[Supplied information]
::::::::
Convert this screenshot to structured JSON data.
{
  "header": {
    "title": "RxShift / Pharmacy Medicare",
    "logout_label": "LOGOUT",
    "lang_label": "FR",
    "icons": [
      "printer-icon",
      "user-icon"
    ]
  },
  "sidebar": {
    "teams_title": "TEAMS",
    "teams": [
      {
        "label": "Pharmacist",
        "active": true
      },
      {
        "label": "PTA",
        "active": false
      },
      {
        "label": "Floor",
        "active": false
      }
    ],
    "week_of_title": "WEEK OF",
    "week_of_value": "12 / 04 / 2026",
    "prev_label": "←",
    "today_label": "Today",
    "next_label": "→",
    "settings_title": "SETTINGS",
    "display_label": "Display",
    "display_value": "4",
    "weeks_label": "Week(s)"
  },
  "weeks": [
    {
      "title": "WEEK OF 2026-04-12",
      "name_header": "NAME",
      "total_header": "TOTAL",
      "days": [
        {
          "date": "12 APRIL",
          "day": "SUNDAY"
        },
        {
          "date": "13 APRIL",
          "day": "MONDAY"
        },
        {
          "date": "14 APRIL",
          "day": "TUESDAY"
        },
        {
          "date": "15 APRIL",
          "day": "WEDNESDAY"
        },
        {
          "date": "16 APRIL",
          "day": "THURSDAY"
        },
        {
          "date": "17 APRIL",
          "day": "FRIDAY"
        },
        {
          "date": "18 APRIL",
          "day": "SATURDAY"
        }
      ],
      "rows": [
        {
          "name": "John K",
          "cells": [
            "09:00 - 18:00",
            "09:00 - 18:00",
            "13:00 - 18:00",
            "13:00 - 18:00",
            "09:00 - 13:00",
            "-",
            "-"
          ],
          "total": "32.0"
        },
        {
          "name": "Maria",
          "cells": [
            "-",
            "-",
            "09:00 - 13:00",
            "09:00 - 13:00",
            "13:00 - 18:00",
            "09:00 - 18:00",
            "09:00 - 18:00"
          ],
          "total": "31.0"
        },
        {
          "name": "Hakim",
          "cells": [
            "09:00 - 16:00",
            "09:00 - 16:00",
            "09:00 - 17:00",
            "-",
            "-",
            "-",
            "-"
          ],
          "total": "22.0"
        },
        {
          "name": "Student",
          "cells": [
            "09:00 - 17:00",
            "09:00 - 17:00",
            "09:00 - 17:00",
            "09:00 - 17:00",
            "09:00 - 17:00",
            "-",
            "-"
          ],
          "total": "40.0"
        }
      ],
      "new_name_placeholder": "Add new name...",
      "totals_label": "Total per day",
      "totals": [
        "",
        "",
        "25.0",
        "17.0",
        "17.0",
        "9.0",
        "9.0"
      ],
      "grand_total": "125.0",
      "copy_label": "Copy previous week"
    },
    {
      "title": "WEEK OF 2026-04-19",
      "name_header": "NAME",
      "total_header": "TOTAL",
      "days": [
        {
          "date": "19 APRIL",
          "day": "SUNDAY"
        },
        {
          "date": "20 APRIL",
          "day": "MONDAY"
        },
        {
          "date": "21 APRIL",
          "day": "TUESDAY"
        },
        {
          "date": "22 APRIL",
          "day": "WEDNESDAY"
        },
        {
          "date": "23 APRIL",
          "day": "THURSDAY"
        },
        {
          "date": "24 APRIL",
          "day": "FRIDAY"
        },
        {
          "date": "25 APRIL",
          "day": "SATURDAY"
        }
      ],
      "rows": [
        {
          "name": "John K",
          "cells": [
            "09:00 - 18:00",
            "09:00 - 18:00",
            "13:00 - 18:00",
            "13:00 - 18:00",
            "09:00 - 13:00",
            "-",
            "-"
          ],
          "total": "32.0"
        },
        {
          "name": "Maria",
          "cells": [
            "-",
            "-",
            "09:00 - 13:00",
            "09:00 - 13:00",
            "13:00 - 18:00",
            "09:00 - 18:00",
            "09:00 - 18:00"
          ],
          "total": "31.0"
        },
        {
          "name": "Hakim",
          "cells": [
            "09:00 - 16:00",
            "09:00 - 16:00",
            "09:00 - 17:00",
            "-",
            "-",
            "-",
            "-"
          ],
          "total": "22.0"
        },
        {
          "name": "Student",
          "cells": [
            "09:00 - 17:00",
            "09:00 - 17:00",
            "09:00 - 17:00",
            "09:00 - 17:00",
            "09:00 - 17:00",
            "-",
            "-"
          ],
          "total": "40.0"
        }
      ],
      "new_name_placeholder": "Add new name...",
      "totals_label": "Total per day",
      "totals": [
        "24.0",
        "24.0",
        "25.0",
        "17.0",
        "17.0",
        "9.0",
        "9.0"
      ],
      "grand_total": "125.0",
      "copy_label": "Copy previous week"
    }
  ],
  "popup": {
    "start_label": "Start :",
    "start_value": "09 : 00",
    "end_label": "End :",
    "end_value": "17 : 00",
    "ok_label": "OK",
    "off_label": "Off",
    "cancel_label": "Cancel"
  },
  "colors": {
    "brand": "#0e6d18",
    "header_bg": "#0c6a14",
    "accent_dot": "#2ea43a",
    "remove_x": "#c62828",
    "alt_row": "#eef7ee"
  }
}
::::::::
[Given task] Recopy all the lines exactly as they appear.

[Complete output]
Convert this screenshot to structured JSON data.
{
  "header": {
    "title": "RxShift / Pharmacy Medicare",
    "logout_label": "LOGOUT",
    "lang_label": "FR",
    "icons": [
      "printer-icon",
      "user-icon"
    ]
  },
  "sidebar": {
    "teams_title": "TEAMS",
    "teams": [
      {
        "label": "Pharmacist",
        "active": true
      },
      {
        "label": "PTA",
        "active": false
      },
      {
        "label": "Floor",
        "active": false
      }
    ],
    "week_of_title": "WEEK OF",
    "week_of_value": "12 / 04 / 2026",
    "prev_label": "←",
    "today_label": "Today",
    "next_label": "→",
    "settings_title": "SETTINGS",
    "display_label": "Display",
    "display_value": "4",
    "weeks_label": "Week(s)"
  },
  "weeks": [
    {
      "title": "WEEK OF 2026-04-12",
      "name_header": "NAME",
      "total_header": "TOTAL",
      "days": [
        {
          "date": "12 APRIL",
          "day": "SUNDAY"
        },
        {
          "date": "13 APRIL",
          "day": "MONDAY"
        },
        {
          "date": "14 APRIL",
          "day": "TUESDAY"
        },
        {
          "date": "15 APRIL",
          "day": "WEDNESDAY"
        },
        {
          "date": "16 APRIL",
          "day": "THURSDAY"
        },
        {
          "date": "17 APRIL",
          "day": "FRIDAY"
        },
        {
          "date": "18 APRIL",
          "day": "SATURDAY"
        }
      ],
      "rows": [
        {
          "name": "John K",
          "cells": [
            "09:00 - 18:00",
            "09:00 - 18:00",
            "13:00 - 18:00",
            "13:00 - 18:00",
            "09:00 - 13:00",
            "-",
            "-"
          ],
          "total": "32.0"
        },
        {
          "name": "Maria",
          "cells": [
            "-",
            "-",
            "09:00 - 13:00",
            "09:00 - 13:00",
            "13:00 - 18:00",
            "09:00 - 18:00",
            "09:00 - 18:00"
          ],
          "total": "31.0"
        },
        {
          "name": "Hakim",
          "cells": [
            "09:00 - 16:00",
            "09:00 - 16:00",
            "09:00 - 17:00",
            "-",
            "-",
            "-",
            "-"
          ],
          "total": "22.0"
        },
        {
          "name": "Student",
          "cells": [
            "09:00 - 17:00",
            "09:00 - 17:00",
            "09:00 - 17:00",
            "09:00 - 17:00",
            "09:00 - 17:00",
            "-",
            "-"
          ],
          "total": "40.0"
        }
      ],
      "new_name_placeholder": "Add new name...",
      "totals_label": "Total per day",
      "totals": [
        "",
        "",
        "25.0",
        "17.0",
        "17.0",
        "9.0",
        "9.0"
      ],
      "grand_total": "125.0",
      "copy_label": "Copy previous week"
    },
    {
      "title": "WEEK OF 2026-04-19",
      "name_header": "NAME",
      "total_header": "TOTAL",
      "days": [
        {
          "date": "19 APRIL",
          "day": "SUNDAY"
        },
        {
          "date": "20 APRIL",
          "day": "MONDAY"
        },
        {
          "date": "21 APRIL",
          "day": "TUESDAY"
        },
        {
          "date": "22 APRIL",
          "day": "WEDNESDAY"
        },
        {
          "date": "23 APRIL",
          "day": "THURSDAY"
        },
        {
          "date": "24 APRIL",
          "day": "FRIDAY"
        },
        {
          "date": "25 APRIL",
          "day": "SATURDAY"
        }
      ],
      "rows": [
        {
          "name": "John K",
          "cells": [
            "09:00 - 18:00",
            "09:00 - 18:00",
            "13:00 - 18:00",
            "13:00 - 18:00",
            "09:00 - 13:00",
            "-",
            "-"
          ],
          "total": "32.0"
        },
        {
          "name": "Maria",
          "cells": [
            "-",
            "-",
            "09:00 - 13:00",
            "09:00 - 13:00",
            "13:00 - 18:00",
            "09:00 - 18:00",
            "09:00 - 18:00"
          ],
          "total": "31.0"
        },
        {
          "name": "Hakim",
          "cells": [
            "09:00 - 16:00",
            "09:00 - 16:00",
            "09:00 - 17:00",
            "-",
            "-",
            "-",
            "-"
          ],
          "total": "22.0"
        },
        {
          "name": "Student",
          "cells": [
            "09:00 - 17:00",
            "09:00 - 17:00",
            "09:00 - 17:00",
            "09:00 - 17:00",
            "09:00 - 17:00",
            "-",
            "-"
          ],
          "total": "40.0"
        }
      ],
      "new_name_placeholder": "Add new name...",
      "totals_label": "Total per day",
      "totals": [
        "24.0",
        "24.0",
        "25.0",
        "17.0",
        "17.0",
        "9.0",
        "9.0"
      ],
      "grand_total": "125.0",
      "copy_label": "Copy previous week"
    }
  ],
  "popup": {
    "start_label": "Start :",
    "start_value": "09 : 00",
    "end_label": "End :",
    "end_value": "17 : 00",
    "ok_label": "OK",
    "off_label": "Off",
    "cancel_label": "Cancel"
  },
  "colors": {
    "brand": "#0e6d18",
    "header_bg": "#0c6a14",
    "accent_dot": "#2ea43a",
    "remove_x": "#c62828",
    "alt_row": "#eef7ee"
  }
}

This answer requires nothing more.